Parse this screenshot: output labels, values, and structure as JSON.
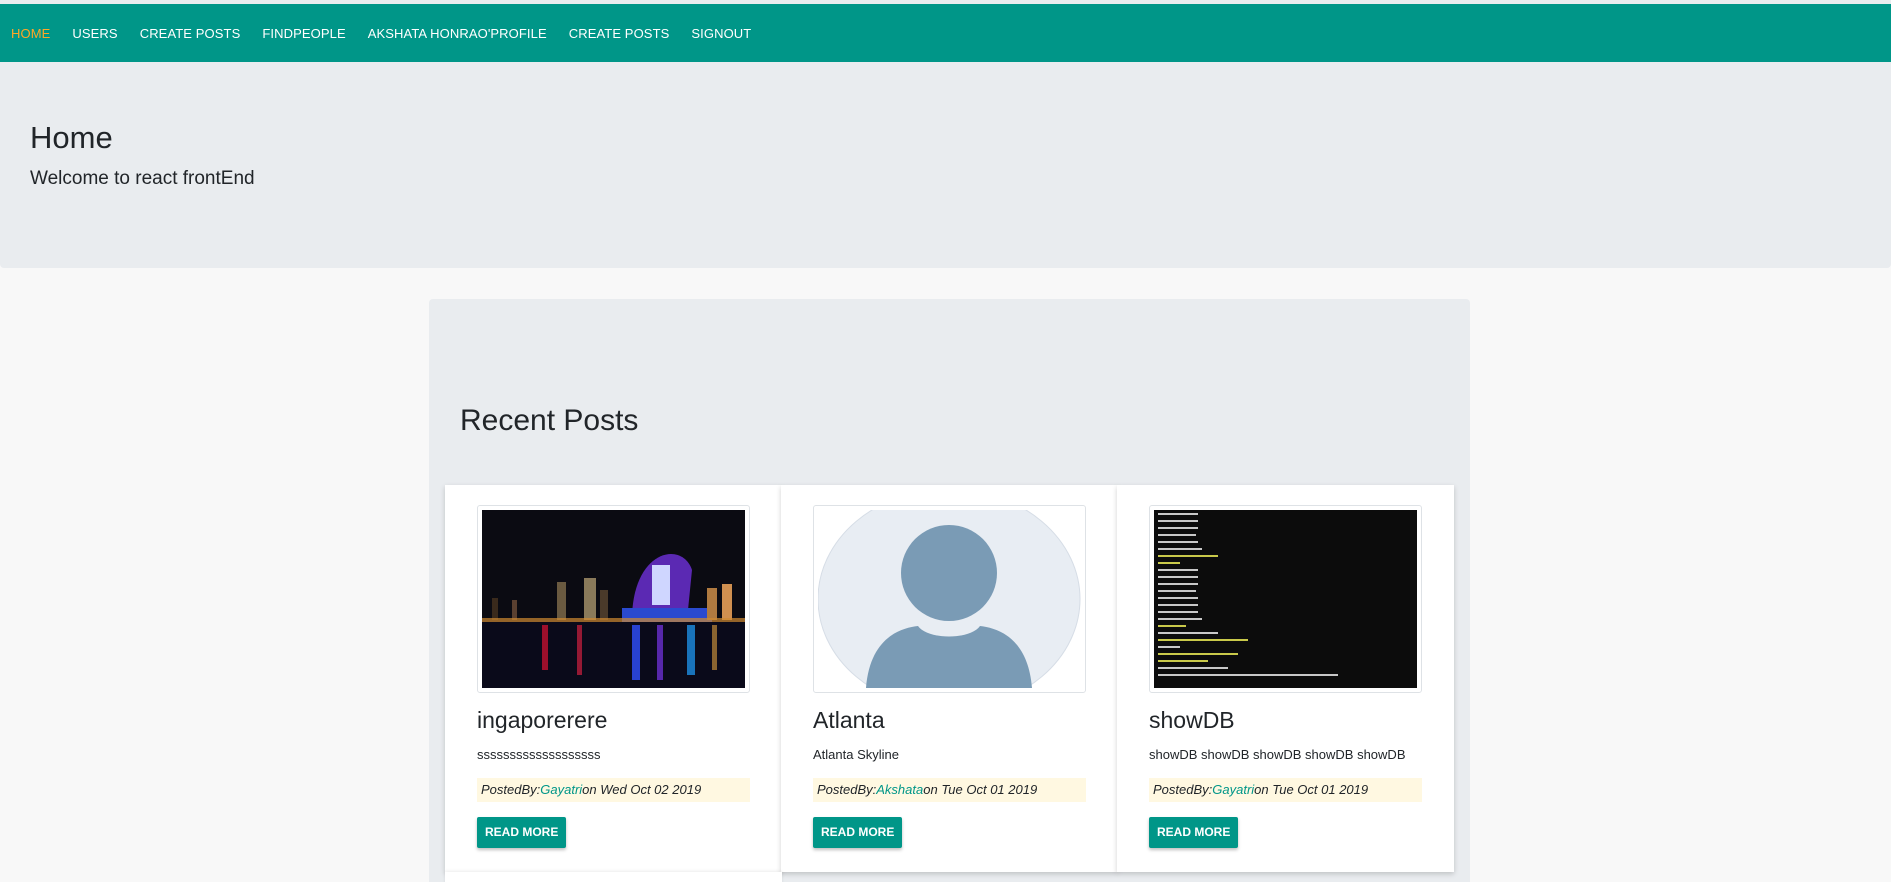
{
  "nav": {
    "items": [
      {
        "label": "HOME",
        "active": true
      },
      {
        "label": "USERS"
      },
      {
        "label": "CREATE POSTS"
      },
      {
        "label": "FINDPEOPLE"
      },
      {
        "label": "AKSHATA HONRAO'PROFILE"
      },
      {
        "label": "CREATE POSTS"
      },
      {
        "label": "SIGNOUT"
      }
    ]
  },
  "hero": {
    "title": "Home",
    "subtitle": "Welcome to react frontEnd"
  },
  "recent": {
    "heading": "Recent Posts"
  },
  "posts": [
    {
      "title": "ingaporerere",
      "body": "sssssssssssssssssss",
      "posted_by_label": "PostedBy:",
      "author": "Gayatri",
      "date_text": "on Wed Oct 02 2019",
      "button": "READ MORE",
      "image": "night-city-skyline"
    },
    {
      "title": "Atlanta",
      "body": "Atlanta Skyline",
      "posted_by_label": "PostedBy:",
      "author": "Akshata",
      "date_text": "on Tue Oct 01 2019",
      "button": "READ MORE",
      "image": "default-avatar"
    },
    {
      "title": "showDB",
      "body": "showDB showDB showDB showDB showDB",
      "posted_by_label": "PostedBy:",
      "author": "Gayatri",
      "date_text": "on Tue Oct 01 2019",
      "button": "READ MORE",
      "image": "terminal-screenshot"
    }
  ],
  "colors": {
    "primary": "#009688",
    "active_nav": "#ffa726",
    "meta_bg": "#fff8e1",
    "panel_bg": "#e9ecef"
  }
}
━━━━━━━━━━━━━━━━━━━━━━━━━━━━━━
Reproduce every entry word for word, but omit the pictures.

SOLUTION TO THIS EXERCISE:
Parse this screenshot: output labels, values, and structure as JSON.
{
  "nav": {
    "items": [
      {
        "label": "HOME",
        "active": true
      },
      {
        "label": "USERS"
      },
      {
        "label": "CREATE POSTS"
      },
      {
        "label": "FINDPEOPLE"
      },
      {
        "label": "AKSHATA HONRAO'PROFILE"
      },
      {
        "label": "CREATE POSTS"
      },
      {
        "label": "SIGNOUT"
      }
    ]
  },
  "hero": {
    "title": "Home",
    "subtitle": "Welcome to react frontEnd"
  },
  "recent": {
    "heading": "Recent Posts"
  },
  "posts": [
    {
      "title": "ingaporerere",
      "body": "sssssssssssssssssss",
      "posted_by_label": "PostedBy:",
      "author": "Gayatri",
      "date_text": "on Wed Oct 02 2019",
      "button": "READ MORE",
      "image": "night-city-skyline"
    },
    {
      "title": "Atlanta",
      "body": "Atlanta Skyline",
      "posted_by_label": "PostedBy:",
      "author": "Akshata",
      "date_text": "on Tue Oct 01 2019",
      "button": "READ MORE",
      "image": "default-avatar"
    },
    {
      "title": "showDB",
      "body": "showDB showDB showDB showDB showDB",
      "posted_by_label": "PostedBy:",
      "author": "Gayatri",
      "date_text": "on Tue Oct 01 2019",
      "button": "READ MORE",
      "image": "terminal-screenshot"
    }
  ],
  "colors": {
    "primary": "#009688",
    "active_nav": "#ffa726",
    "meta_bg": "#fff8e1",
    "panel_bg": "#e9ecef"
  }
}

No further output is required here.